■ Task
Go through the listing below and gather every line with the word "JSON".
* Begin Material for this task *
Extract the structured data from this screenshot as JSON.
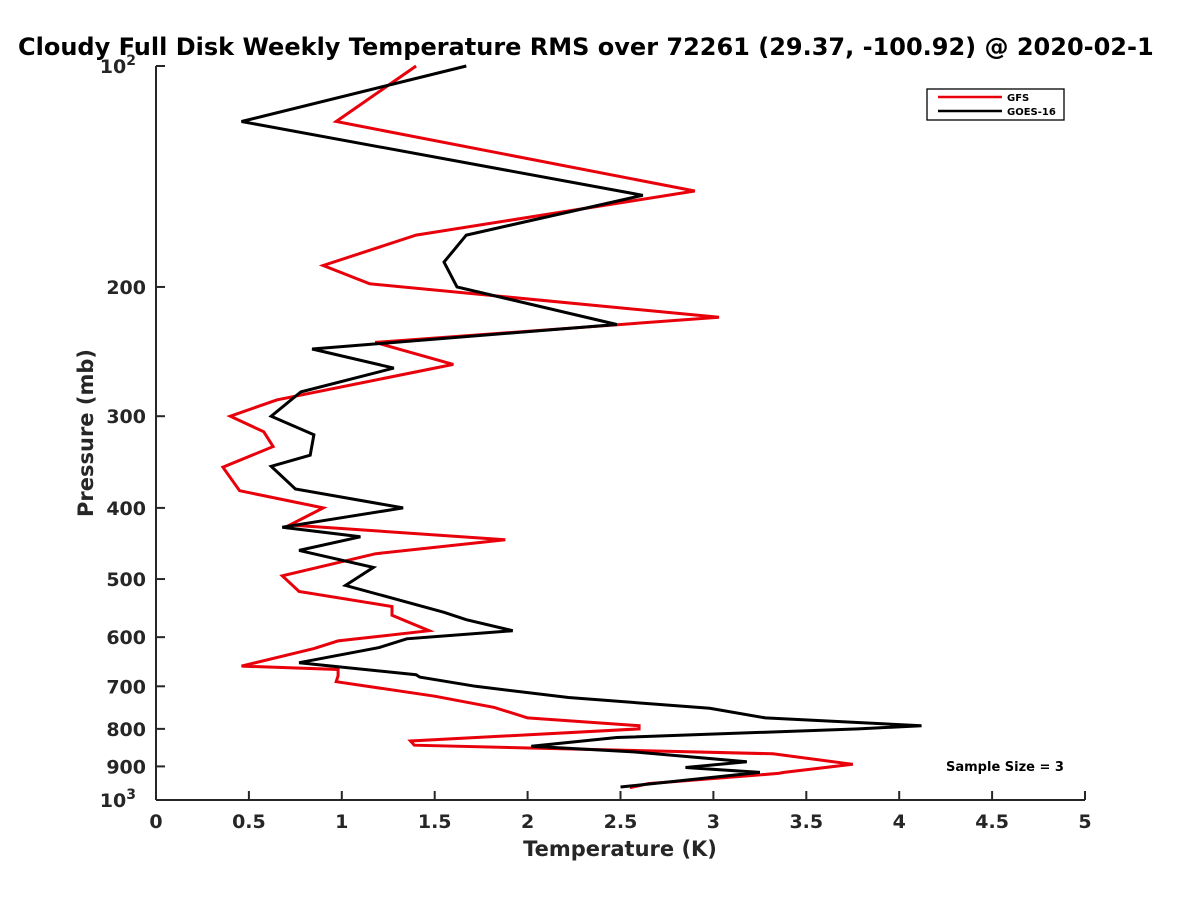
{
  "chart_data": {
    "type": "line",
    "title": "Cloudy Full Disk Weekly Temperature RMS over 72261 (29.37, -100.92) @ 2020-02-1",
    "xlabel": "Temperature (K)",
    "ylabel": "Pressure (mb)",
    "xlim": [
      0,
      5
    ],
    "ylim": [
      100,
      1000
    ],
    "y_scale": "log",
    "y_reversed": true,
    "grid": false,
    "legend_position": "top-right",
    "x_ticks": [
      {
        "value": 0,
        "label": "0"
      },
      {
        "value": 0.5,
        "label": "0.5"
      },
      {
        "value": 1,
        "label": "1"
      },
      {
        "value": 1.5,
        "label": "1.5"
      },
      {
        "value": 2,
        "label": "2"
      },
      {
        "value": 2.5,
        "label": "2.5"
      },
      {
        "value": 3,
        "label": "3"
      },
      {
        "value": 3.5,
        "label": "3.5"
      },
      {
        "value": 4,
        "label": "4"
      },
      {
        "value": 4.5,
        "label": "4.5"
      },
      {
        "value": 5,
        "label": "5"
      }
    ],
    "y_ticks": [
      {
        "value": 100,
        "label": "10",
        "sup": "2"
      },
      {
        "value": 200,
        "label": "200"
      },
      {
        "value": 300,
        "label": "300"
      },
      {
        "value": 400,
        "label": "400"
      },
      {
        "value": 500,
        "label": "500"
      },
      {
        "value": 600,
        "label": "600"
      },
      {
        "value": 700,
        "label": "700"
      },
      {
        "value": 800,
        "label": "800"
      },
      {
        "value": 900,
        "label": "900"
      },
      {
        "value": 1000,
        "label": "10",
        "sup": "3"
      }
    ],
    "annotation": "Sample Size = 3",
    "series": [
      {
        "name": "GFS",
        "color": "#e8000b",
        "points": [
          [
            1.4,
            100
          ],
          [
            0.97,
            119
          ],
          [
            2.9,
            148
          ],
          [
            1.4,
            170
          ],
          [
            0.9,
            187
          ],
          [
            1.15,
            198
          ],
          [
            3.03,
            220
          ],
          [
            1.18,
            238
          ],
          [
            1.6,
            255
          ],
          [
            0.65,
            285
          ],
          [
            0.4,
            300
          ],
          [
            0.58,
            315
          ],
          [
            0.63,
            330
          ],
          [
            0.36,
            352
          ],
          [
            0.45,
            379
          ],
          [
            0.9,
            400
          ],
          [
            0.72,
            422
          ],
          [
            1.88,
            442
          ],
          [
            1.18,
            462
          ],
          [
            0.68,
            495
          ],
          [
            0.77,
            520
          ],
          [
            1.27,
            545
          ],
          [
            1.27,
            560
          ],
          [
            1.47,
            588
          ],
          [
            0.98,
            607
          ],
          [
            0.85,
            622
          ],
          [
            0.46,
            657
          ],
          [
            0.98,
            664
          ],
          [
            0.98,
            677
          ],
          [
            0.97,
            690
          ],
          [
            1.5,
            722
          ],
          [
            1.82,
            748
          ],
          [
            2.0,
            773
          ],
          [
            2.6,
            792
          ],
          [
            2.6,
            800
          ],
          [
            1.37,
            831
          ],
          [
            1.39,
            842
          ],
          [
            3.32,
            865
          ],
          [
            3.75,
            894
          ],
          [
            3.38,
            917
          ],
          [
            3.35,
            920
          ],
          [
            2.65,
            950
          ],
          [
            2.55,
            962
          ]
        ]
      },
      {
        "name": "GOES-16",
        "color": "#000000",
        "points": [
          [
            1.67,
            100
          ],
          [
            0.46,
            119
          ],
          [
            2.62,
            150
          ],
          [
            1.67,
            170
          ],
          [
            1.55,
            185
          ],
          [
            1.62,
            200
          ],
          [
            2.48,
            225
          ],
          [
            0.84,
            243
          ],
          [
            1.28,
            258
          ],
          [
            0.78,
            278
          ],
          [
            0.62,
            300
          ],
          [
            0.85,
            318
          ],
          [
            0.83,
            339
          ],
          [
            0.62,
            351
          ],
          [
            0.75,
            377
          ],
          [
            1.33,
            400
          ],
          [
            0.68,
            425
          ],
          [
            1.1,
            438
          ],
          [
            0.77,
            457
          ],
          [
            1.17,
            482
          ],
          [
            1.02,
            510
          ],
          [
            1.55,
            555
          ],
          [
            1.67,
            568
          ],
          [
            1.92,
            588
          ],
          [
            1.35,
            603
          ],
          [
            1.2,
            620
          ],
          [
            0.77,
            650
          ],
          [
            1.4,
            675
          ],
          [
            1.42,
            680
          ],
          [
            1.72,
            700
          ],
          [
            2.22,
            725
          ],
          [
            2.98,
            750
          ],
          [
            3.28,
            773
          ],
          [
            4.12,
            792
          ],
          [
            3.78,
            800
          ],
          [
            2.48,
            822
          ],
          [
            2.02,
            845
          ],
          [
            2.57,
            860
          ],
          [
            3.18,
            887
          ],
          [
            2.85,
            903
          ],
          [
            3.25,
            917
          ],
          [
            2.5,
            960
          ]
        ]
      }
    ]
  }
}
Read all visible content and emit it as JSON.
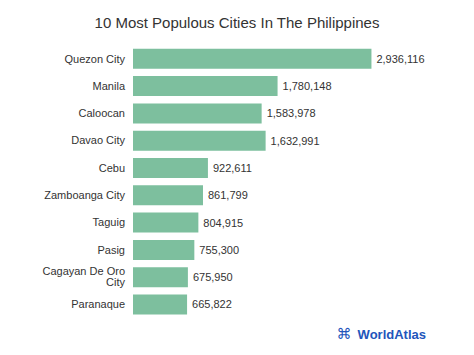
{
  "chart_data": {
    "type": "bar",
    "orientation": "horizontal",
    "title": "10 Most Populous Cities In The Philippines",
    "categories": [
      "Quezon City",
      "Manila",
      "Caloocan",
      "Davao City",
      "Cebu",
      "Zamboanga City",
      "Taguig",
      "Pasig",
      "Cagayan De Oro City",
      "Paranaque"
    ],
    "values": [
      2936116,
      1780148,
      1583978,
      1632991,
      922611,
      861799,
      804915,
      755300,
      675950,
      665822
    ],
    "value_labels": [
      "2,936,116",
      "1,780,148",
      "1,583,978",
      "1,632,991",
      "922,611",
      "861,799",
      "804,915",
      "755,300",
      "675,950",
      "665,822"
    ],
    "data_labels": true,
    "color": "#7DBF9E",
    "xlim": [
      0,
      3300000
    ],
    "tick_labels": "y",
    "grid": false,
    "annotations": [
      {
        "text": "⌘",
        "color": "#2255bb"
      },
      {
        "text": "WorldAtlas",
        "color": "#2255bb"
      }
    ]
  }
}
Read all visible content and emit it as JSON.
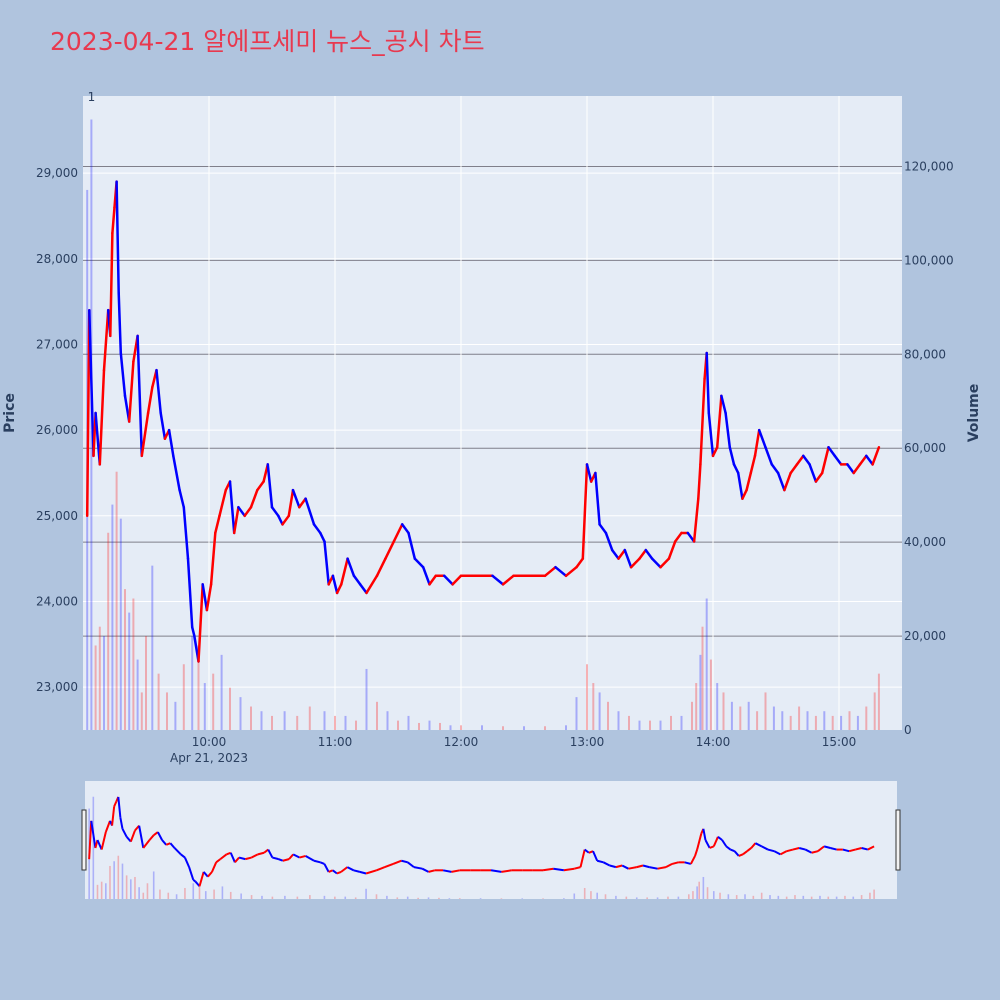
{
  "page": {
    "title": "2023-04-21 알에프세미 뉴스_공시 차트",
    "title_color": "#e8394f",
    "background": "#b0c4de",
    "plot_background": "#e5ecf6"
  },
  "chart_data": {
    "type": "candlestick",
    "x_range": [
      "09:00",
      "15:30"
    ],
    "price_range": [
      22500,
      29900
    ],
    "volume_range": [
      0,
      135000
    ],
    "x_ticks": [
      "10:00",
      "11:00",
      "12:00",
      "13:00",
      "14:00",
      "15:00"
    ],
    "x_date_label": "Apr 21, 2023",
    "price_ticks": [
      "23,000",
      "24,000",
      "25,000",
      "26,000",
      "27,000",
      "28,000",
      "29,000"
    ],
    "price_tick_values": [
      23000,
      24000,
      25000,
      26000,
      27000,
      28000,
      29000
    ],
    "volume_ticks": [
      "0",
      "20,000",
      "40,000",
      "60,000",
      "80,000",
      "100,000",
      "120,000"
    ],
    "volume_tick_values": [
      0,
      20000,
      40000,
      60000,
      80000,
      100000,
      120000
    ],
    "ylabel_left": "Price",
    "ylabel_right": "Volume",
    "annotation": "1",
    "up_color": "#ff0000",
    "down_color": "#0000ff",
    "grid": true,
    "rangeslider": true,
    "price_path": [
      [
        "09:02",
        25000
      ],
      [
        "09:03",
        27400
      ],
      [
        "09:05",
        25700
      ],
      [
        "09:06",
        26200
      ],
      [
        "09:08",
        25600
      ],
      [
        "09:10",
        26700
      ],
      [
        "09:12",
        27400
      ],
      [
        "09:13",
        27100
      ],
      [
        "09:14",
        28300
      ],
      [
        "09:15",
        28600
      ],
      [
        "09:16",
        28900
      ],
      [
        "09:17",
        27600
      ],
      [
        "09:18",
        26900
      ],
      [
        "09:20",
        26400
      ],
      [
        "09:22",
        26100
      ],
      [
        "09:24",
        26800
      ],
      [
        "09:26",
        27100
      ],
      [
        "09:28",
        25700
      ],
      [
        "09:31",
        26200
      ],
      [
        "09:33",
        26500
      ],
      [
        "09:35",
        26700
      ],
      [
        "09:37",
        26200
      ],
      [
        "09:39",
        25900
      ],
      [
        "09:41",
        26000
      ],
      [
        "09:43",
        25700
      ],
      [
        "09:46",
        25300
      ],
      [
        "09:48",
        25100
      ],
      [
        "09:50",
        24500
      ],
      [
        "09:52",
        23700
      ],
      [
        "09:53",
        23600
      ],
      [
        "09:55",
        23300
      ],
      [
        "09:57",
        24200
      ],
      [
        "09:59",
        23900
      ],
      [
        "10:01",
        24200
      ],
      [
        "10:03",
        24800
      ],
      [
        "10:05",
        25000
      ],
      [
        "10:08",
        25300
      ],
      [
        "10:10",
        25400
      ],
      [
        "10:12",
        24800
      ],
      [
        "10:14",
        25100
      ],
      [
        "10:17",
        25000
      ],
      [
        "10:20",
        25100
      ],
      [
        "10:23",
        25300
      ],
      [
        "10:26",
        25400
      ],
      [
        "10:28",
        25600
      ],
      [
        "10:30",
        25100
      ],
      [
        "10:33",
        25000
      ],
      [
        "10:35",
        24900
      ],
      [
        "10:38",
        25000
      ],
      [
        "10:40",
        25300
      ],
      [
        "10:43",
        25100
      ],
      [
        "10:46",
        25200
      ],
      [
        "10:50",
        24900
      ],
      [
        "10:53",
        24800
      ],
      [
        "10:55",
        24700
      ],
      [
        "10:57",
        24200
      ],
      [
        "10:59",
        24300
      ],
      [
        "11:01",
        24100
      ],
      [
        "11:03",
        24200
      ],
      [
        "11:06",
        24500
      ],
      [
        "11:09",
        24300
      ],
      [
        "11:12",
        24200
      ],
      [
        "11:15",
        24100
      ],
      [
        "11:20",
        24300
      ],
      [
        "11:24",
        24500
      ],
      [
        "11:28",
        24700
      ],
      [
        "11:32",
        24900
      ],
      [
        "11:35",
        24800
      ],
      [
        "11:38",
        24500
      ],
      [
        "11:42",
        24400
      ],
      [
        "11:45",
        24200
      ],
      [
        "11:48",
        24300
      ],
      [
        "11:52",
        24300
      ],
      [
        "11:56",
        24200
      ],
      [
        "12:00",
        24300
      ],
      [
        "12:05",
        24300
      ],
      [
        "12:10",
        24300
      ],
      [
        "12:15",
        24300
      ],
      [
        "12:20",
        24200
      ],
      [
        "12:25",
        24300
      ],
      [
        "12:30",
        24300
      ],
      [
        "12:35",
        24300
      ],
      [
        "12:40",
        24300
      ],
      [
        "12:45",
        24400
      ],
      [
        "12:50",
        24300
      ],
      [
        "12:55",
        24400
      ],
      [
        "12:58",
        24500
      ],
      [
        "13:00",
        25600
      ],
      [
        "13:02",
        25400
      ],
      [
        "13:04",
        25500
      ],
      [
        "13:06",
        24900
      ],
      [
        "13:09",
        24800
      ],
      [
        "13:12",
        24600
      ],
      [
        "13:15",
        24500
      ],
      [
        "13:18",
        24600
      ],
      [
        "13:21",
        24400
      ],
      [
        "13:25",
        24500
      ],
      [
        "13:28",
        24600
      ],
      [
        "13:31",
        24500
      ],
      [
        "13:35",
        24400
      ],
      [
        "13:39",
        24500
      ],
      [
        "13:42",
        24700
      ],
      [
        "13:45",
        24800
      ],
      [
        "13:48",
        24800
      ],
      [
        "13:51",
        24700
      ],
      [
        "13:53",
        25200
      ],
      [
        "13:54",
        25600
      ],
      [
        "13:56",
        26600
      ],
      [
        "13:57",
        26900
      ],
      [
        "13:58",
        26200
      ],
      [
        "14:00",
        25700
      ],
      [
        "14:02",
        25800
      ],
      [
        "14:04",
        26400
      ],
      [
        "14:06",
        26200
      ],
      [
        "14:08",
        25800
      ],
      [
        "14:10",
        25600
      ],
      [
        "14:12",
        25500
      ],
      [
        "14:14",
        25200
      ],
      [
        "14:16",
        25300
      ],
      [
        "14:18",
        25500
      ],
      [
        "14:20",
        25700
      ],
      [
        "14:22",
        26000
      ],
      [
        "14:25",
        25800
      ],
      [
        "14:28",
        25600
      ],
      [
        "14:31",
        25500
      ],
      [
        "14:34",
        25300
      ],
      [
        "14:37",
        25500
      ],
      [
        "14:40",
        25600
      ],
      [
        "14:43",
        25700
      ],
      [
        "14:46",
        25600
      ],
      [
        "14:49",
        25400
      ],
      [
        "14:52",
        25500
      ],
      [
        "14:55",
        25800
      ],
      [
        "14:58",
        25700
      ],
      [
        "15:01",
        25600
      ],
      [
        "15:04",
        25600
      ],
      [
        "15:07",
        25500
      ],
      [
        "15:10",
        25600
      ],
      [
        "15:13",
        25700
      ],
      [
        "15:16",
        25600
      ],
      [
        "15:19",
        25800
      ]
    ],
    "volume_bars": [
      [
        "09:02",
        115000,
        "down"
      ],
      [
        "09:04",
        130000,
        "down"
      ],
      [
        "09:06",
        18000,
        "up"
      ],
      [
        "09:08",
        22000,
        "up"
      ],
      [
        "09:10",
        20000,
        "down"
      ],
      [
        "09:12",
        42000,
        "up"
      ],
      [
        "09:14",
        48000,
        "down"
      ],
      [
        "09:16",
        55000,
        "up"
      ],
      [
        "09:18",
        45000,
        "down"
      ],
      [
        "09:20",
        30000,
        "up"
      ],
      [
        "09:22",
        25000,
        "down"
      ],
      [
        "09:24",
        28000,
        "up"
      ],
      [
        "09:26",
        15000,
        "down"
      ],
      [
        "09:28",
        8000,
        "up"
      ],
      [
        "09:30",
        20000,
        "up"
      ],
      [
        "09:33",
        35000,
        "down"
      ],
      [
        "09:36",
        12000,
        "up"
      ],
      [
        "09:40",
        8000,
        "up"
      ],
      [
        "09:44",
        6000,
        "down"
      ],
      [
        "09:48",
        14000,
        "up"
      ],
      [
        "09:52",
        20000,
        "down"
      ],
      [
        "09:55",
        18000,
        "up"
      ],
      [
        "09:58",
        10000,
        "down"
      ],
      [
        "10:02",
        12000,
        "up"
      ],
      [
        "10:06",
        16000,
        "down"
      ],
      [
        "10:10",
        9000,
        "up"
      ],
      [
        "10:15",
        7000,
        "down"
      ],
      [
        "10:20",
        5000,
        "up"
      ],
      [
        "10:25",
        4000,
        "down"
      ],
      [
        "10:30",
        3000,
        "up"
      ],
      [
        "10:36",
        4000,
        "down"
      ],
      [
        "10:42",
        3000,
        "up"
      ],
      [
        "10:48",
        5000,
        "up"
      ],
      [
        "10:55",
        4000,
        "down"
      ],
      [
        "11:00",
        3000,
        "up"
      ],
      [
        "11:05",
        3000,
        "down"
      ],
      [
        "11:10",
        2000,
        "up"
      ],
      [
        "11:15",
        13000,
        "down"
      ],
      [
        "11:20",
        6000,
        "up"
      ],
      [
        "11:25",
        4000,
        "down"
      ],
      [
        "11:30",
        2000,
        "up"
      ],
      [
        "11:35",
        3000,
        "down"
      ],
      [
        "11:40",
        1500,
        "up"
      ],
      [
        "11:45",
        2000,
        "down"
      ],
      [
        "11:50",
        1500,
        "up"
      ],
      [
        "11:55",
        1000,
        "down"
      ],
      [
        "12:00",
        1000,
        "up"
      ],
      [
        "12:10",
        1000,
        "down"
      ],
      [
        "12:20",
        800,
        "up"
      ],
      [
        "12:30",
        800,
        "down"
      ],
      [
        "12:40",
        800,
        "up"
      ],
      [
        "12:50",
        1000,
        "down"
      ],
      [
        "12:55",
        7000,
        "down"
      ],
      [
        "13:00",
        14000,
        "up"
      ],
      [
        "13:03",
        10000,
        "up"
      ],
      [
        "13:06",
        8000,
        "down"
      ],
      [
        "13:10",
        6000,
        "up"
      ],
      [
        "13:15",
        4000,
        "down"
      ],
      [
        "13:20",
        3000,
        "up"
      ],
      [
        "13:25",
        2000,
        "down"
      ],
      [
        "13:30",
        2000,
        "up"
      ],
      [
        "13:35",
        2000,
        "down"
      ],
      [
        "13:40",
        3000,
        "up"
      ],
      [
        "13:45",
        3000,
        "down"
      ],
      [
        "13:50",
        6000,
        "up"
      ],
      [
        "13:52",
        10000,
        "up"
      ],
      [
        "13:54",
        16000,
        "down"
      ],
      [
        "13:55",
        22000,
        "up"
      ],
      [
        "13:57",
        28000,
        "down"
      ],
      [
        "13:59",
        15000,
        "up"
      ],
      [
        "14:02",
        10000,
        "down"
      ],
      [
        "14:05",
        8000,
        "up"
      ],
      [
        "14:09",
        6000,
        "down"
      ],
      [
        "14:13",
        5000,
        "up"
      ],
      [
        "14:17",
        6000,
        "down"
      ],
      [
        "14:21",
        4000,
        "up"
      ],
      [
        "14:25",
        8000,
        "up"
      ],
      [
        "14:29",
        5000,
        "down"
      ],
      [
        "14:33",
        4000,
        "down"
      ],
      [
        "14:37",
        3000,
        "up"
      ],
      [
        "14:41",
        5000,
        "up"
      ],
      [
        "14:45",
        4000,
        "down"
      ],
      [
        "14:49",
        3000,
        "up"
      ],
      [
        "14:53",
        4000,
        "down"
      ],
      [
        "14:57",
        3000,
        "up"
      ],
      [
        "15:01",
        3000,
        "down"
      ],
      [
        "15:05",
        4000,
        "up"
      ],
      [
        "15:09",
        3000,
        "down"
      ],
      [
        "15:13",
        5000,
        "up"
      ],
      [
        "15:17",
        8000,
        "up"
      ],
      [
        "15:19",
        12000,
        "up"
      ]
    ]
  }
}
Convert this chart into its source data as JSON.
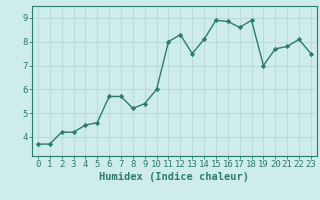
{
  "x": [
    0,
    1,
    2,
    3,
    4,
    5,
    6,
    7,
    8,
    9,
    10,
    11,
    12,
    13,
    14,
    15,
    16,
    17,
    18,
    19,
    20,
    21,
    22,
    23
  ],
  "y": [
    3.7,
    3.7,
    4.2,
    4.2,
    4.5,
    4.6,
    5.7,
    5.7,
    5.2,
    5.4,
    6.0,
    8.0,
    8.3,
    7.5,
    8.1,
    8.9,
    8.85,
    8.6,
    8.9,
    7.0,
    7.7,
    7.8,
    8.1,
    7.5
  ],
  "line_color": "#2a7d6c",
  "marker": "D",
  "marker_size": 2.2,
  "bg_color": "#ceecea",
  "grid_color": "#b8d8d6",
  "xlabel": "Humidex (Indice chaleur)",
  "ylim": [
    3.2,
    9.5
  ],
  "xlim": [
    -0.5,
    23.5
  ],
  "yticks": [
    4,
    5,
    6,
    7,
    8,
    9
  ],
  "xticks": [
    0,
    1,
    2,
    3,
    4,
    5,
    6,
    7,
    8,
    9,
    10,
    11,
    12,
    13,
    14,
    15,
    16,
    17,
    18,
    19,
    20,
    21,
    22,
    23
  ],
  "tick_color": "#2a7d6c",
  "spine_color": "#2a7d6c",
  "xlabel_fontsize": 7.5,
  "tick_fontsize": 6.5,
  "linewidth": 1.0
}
* End Material for this task *
■ Answer for the task
Extract the structured data from this screenshot as JSON.
Read all visible content and emit it as JSON.
Read all visible content and emit it as JSON.
Convert this chart into its source data as JSON.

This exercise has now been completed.